------ The input ------

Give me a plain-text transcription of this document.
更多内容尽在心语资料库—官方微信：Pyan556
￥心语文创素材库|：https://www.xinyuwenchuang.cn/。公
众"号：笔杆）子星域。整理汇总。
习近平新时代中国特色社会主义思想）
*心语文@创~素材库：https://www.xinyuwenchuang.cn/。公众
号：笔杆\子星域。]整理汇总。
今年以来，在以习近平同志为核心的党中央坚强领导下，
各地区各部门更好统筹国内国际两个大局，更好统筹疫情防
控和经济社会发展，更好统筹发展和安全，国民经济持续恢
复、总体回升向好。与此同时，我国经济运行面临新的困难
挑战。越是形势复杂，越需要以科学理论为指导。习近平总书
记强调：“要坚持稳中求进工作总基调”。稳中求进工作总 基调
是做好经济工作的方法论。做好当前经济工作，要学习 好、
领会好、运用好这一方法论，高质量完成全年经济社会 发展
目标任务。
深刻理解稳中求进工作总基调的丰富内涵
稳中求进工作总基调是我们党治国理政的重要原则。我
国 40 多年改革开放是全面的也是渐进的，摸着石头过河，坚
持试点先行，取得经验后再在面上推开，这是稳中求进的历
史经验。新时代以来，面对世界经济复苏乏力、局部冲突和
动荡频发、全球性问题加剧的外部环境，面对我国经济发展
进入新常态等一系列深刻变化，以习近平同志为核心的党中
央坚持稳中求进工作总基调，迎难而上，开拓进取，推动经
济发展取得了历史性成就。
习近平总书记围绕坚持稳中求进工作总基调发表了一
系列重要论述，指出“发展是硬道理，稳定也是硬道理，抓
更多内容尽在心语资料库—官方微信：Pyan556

------
------ The input ------

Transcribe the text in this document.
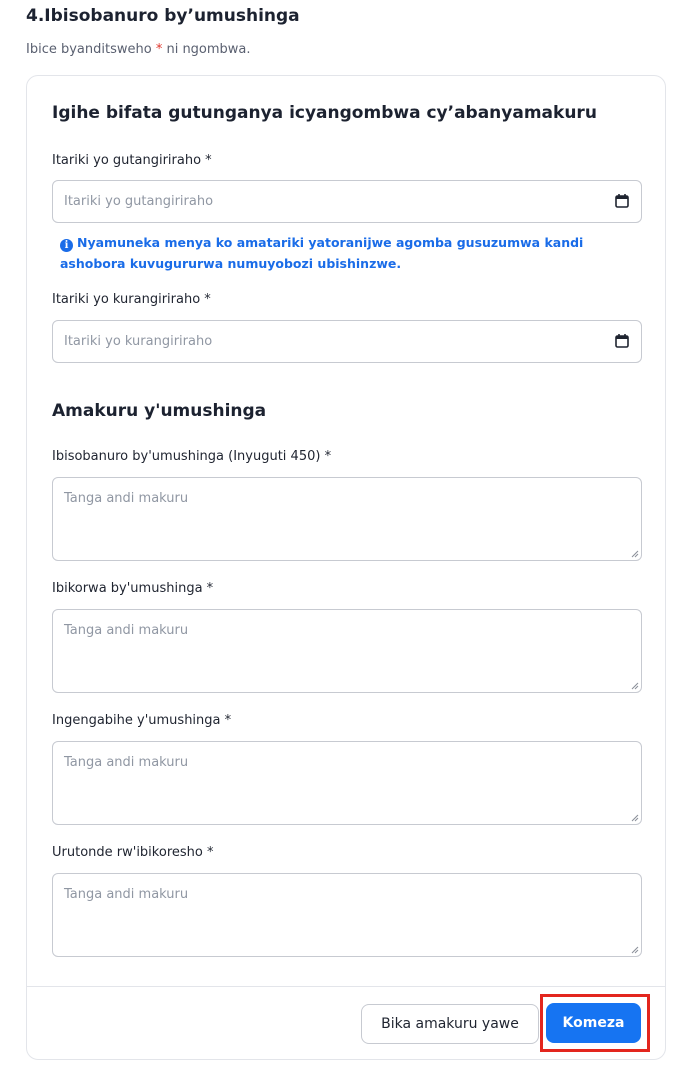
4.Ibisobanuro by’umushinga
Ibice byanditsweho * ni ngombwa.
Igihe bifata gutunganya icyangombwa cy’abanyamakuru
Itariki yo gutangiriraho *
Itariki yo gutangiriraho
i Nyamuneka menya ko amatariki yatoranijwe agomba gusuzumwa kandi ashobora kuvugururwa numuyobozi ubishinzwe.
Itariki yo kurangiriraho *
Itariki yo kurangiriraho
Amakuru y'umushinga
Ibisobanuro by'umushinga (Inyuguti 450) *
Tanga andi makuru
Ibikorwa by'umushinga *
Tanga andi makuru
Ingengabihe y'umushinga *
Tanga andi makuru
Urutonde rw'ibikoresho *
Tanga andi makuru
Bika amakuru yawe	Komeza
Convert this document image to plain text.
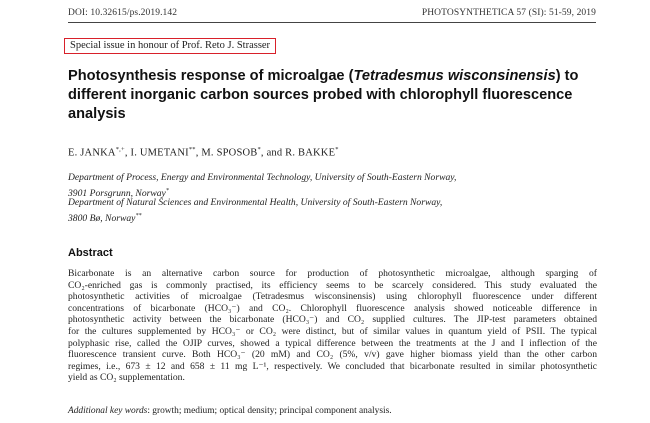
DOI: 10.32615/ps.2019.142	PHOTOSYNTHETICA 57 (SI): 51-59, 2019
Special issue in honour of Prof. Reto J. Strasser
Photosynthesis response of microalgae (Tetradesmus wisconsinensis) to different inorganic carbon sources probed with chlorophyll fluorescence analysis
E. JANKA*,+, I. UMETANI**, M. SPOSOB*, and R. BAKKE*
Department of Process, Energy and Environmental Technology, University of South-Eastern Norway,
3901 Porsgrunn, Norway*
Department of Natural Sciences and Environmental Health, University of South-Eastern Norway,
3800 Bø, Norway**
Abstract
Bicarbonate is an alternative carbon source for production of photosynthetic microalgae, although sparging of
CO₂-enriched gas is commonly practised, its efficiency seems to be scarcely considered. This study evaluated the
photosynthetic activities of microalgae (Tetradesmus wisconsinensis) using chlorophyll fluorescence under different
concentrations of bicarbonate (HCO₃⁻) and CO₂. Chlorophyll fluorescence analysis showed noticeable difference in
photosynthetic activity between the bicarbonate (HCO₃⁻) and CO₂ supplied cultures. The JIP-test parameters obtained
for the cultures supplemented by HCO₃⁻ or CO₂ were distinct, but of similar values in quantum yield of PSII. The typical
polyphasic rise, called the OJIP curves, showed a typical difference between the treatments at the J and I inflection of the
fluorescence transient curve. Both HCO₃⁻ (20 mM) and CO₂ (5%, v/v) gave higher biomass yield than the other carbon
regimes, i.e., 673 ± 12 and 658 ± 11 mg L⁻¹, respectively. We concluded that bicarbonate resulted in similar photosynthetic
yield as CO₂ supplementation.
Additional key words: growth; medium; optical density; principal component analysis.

------

Exercise details: Where a line holds "gutangiriraho", copy it out.

Correct response:
Itariki yo gutangiriraho *
Itariki yo gutangiriraho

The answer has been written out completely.